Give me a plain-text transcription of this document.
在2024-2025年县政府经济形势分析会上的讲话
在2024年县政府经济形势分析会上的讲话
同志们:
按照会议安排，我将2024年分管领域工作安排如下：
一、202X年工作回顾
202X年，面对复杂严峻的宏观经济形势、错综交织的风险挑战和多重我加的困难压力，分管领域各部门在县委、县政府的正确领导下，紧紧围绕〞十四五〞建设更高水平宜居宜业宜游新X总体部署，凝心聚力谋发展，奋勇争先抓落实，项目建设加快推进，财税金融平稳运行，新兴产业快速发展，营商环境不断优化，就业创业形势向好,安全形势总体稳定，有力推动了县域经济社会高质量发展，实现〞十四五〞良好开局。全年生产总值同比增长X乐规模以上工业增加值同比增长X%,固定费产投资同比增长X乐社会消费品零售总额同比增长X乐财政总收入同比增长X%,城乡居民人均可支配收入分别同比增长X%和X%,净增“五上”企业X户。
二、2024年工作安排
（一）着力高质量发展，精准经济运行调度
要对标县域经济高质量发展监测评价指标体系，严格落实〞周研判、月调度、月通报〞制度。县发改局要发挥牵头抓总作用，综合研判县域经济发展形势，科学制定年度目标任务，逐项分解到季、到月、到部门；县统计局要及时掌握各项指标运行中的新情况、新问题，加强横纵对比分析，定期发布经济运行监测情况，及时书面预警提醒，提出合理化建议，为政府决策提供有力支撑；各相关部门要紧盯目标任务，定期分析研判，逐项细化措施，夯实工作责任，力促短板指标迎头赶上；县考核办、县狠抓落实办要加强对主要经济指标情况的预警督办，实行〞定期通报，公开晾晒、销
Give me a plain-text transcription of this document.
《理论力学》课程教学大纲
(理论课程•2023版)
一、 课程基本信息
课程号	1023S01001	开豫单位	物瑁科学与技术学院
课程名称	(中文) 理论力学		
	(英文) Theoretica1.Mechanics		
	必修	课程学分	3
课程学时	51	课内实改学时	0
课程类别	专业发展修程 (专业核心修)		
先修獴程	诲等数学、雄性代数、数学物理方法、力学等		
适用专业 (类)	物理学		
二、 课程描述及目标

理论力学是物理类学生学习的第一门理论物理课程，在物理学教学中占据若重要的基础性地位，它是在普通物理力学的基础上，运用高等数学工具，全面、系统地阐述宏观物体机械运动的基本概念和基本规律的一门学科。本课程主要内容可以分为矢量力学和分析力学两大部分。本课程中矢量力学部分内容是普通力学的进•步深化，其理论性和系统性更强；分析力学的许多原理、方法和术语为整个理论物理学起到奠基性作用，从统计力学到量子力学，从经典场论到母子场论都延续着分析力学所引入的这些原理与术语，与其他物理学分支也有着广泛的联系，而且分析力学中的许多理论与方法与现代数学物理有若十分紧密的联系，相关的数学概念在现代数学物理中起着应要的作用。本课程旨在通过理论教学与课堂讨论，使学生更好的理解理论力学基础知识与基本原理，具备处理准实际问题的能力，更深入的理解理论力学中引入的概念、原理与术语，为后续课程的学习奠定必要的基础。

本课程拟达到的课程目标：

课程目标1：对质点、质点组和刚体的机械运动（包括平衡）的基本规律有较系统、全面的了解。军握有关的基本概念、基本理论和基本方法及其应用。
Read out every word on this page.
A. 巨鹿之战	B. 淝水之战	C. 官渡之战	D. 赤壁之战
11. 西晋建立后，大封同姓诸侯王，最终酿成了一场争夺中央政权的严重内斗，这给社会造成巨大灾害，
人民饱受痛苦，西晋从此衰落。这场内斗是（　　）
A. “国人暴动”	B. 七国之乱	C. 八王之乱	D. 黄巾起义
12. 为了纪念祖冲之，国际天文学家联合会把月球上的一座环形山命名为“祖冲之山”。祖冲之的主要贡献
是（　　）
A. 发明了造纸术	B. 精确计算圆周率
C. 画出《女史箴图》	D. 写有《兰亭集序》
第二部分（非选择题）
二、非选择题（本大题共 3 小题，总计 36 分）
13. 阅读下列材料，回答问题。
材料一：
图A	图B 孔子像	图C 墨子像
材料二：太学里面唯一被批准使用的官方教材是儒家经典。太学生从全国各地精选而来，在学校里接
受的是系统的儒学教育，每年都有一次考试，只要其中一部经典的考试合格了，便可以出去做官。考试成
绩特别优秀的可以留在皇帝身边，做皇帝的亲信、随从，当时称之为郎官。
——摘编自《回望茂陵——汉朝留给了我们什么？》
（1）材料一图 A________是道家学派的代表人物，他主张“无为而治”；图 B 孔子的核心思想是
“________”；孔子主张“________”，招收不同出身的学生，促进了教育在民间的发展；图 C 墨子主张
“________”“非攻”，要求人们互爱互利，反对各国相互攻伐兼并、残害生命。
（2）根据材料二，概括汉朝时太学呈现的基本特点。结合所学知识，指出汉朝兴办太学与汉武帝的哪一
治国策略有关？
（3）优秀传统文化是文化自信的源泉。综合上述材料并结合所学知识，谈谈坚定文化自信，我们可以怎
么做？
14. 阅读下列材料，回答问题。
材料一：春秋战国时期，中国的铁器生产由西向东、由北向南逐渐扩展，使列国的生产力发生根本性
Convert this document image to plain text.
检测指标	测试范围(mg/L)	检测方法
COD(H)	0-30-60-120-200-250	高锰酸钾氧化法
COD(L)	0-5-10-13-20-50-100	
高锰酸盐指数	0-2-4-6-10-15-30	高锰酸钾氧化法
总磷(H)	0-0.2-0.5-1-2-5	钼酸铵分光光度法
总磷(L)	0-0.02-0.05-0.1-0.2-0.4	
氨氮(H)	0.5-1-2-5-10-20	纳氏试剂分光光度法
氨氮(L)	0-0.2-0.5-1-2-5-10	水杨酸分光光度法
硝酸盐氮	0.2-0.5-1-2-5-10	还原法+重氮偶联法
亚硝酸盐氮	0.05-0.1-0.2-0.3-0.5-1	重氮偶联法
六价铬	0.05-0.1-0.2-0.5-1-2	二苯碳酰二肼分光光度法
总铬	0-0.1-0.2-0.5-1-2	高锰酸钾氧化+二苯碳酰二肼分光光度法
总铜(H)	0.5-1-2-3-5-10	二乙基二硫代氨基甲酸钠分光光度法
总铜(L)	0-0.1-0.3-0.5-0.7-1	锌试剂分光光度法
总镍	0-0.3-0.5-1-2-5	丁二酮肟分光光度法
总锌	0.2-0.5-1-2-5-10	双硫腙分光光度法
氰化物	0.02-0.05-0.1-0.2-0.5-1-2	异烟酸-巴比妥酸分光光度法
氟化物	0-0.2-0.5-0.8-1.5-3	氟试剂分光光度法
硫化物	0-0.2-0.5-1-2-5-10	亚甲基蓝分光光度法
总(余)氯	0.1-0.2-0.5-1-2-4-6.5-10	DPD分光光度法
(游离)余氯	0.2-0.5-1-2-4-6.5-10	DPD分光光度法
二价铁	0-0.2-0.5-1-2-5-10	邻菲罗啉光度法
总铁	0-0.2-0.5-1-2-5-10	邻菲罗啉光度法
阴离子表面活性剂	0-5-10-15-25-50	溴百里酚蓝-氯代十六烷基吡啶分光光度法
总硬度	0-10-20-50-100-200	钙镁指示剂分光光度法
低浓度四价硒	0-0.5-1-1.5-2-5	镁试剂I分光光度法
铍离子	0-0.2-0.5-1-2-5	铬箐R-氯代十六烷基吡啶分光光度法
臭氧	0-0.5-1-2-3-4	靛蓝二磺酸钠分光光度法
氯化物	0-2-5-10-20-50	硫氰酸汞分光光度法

▬▬▬

▶ Set task
Take the entries above and copy them out exactly.

▶ Answer for this exercise
Give me a plain-text transcription of this document.
在2024-2025年县政府经济形势分析会上的讲话
在2024年县政府经济形势分析会上的讲话
同志们:
按照会议安排，我将2024年分管领域工作安排如下：
一、202X年工作回顾
202X年，面对复杂严峻的宏观经济形势、错综交织的风险挑战和多重我加的困难压力，分管领域各部门在县委、县政府的正确领导下，紧紧围绕〞十四五〞建设更高水平宜居宜业宜游新X总体部署，凝心聚力谋发展，奋勇争先抓落实，项目建设加快推进，财税金融平稳运行，新兴产业快速发展，营商环境不断优化，就业创业形势向好,安全形势总体稳定，有力推动了县域经济社会高质量发展，实现〞十四五〞良好开局。全年生产总值同比增长X乐规模以上工业增加值同比增长X%,固定费产投资同比增长X乐社会消费品零售总额同比增长X乐财政总收入同比增长X%,城乡居民人均可支配收入分别同比增长X%和X%,净增“五上”企业X户。
二、2024年工作安排
（一）着力高质量发展，精准经济运行调度
要对标县域经济高质量发展监测评价指标体系，严格落实〞周研判、月调度、月通报〞制度。县发改局要发挥牵头抓总作用，综合研判县域经济发展形势，科学制定年度目标任务，逐项分解到季、到月、到部门；县统计局要及时掌握各项指标运行中的新情况、新问题，加强横纵对比分析，定期发布经济运行监测情况，及时书面预警提醒，提出合理化建议，为政府决策提供有力支撑；各相关部门要紧盯目标任务，定期分析研判，逐项细化措施，夯实工作责任，力促短板指标迎头赶上；县考核办、县狠抓落实办要加强对主要经济指标情况的预警督办，实行〞定期通报，公开晾晒、销
Give me a plain-text transcription of this document.
《理论力学》课程教学大纲
(理论课程•2023版)
一、 课程基本信息
课程号	1023S01001	开豫单位	物瑁科学与技术学院
课程名称	(中文) 理论力学		
	(英文) Theoretica1.Mechanics		
	必修	课程学分	3
课程学时	51	课内实改学时	0
课程类别	专业发展修程 (专业核心修)		
先修獴程	诲等数学、雄性代数、数学物理方法、力学等		
适用专业 (类)	物理学		
二、 课程描述及目标

理论力学是物理类学生学习的第一门理论物理课程，在物理学教学中占据若重要的基础性地位，它是在普通物理力学的基础上，运用高等数学工具，全面、系统地阐述宏观物体机械运动的基本概念和基本规律的一门学科。本课程主要内容可以分为矢量力学和分析力学两大部分。本课程中矢量力学部分内容是普通力学的进•步深化，其理论性和系统性更强；分析力学的许多原理、方法和术语为整个理论物理学起到奠基性作用，从统计力学到量子力学，从经典场论到母子场论都延续着分析力学所引入的这些原理与术语，与其他物理学分支也有着广泛的联系，而且分析力学中的许多理论与方法与现代数学物理有若十分紧密的联系，相关的数学概念在现代数学物理中起着应要的作用。本课程旨在通过理论教学与课堂讨论，使学生更好的理解理论力学基础知识与基本原理，具备处理准实际问题的能力，更深入的理解理论力学中引入的概念、原理与术语，为后续课程的学习奠定必要的基础。

本课程拟达到的课程目标：

课程目标1：对质点、质点组和刚体的机械运动（包括平衡）的基本规律有较系统、全面的了解。军握有关的基本概念、基本理论和基本方法及其应用。
Read out every word on this page.
A. 巨鹿之战	B. 淝水之战	C. 官渡之战	D. 赤壁之战
11. 西晋建立后，大封同姓诸侯王，最终酿成了一场争夺中央政权的严重内斗，这给社会造成巨大灾害，
人民饱受痛苦，西晋从此衰落。这场内斗是（　　）
A. “国人暴动”	B. 七国之乱	C. 八王之乱	D. 黄巾起义
12. 为了纪念祖冲之，国际天文学家联合会把月球上的一座环形山命名为“祖冲之山”。祖冲之的主要贡献
是（　　）
A. 发明了造纸术	B. 精确计算圆周率
C. 画出《女史箴图》	D. 写有《兰亭集序》
第二部分（非选择题）
二、非选择题（本大题共 3 小题，总计 36 分）
13. 阅读下列材料，回答问题。
材料一：
图A	图B 孔子像	图C 墨子像
材料二：太学里面唯一被批准使用的官方教材是儒家经典。太学生从全国各地精选而来，在学校里接
受的是系统的儒学教育，每年都有一次考试，只要其中一部经典的考试合格了，便可以出去做官。考试成
绩特别优秀的可以留在皇帝身边，做皇帝的亲信、随从，当时称之为郎官。
——摘编自《回望茂陵——汉朝留给了我们什么？》
（1）材料一图 A________是道家学派的代表人物，他主张“无为而治”；图 B 孔子的核心思想是
“________”；孔子主张“________”，招收不同出身的学生，促进了教育在民间的发展；图 C 墨子主张
“________”“非攻”，要求人们互爱互利，反对各国相互攻伐兼并、残害生命。
（2）根据材料二，概括汉朝时太学呈现的基本特点。结合所学知识，指出汉朝兴办太学与汉武帝的哪一
治国策略有关？
（3）优秀传统文化是文化自信的源泉。综合上述材料并结合所学知识，谈谈坚定文化自信，我们可以怎
么做？
14. 阅读下列材料，回答问题。
材料一：春秋战国时期，中国的铁器生产由西向东、由北向南逐渐扩展，使列国的生产力发生根本性
Convert this document image to plain text.
检测指标	测试范围(mg/L)	检测方法
COD(H)	0-30-60-120-200-250	高锰酸钾氧化法
COD(L)	0-5-10-13-20-50-100	
高锰酸盐指数	0-2-4-6-10-15-30	高锰酸钾氧化法
总磷(H)	0-0.2-0.5-1-2-5	钼酸铵分光光度法
总磷(L)	0-0.02-0.05-0.1-0.2-0.4	
氨氮(H)	0.5-1-2-5-10-20	纳氏试剂分光光度法
氨氮(L)	0-0.2-0.5-1-2-5-10	水杨酸分光光度法
硝酸盐氮	0.2-0.5-1-2-5-10	还原法+重氮偶联法
亚硝酸盐氮	0.05-0.1-0.2-0.3-0.5-1	重氮偶联法
六价铬	0.05-0.1-0.2-0.5-1-2	二苯碳酰二肼分光光度法
总铬	0-0.1-0.2-0.5-1-2	高锰酸钾氧化+二苯碳酰二肼分光光度法
总铜(H)	0.5-1-2-3-5-10	二乙基二硫代氨基甲酸钠分光光度法
总铜(L)	0-0.1-0.3-0.5-0.7-1	锌试剂分光光度法
总镍	0-0.3-0.5-1-2-5	丁二酮肟分光光度法
总锌	0.2-0.5-1-2-5-10	双硫腙分光光度法
氰化物	0.02-0.05-0.1-0.2-0.5-1-2	异烟酸-巴比妥酸分光光度法
氟化物	0-0.2-0.5-0.8-1.5-3	氟试剂分光光度法
硫化物	0-0.2-0.5-1-2-5-10	亚甲基蓝分光光度法
总(余)氯	0.1-0.2-0.5-1-2-4-6.5-10	DPD分光光度法
(游离)余氯	0.2-0.5-1-2-4-6.5-10	DPD分光光度法
二价铁	0-0.2-0.5-1-2-5-10	邻菲罗啉光度法
总铁	0-0.2-0.5-1-2-5-10	邻菲罗啉光度法
阴离子表面活性剂	0-5-10-15-25-50	溴百里酚蓝-氯代十六烷基吡啶分光光度法
总硬度	0-10-20-50-100-200	钙镁指示剂分光光度法
低浓度四价硒	0-0.5-1-1.5-2-5	镁试剂I分光光度法
铍离子	0-0.2-0.5-1-2-5	铬箐R-氯代十六烷基吡啶分光光度法
臭氧	0-0.5-1-2-3-4	靛蓝二磺酸钠分光光度法
氯化物	0-2-5-10-20-50	硫氰酸汞分光光度法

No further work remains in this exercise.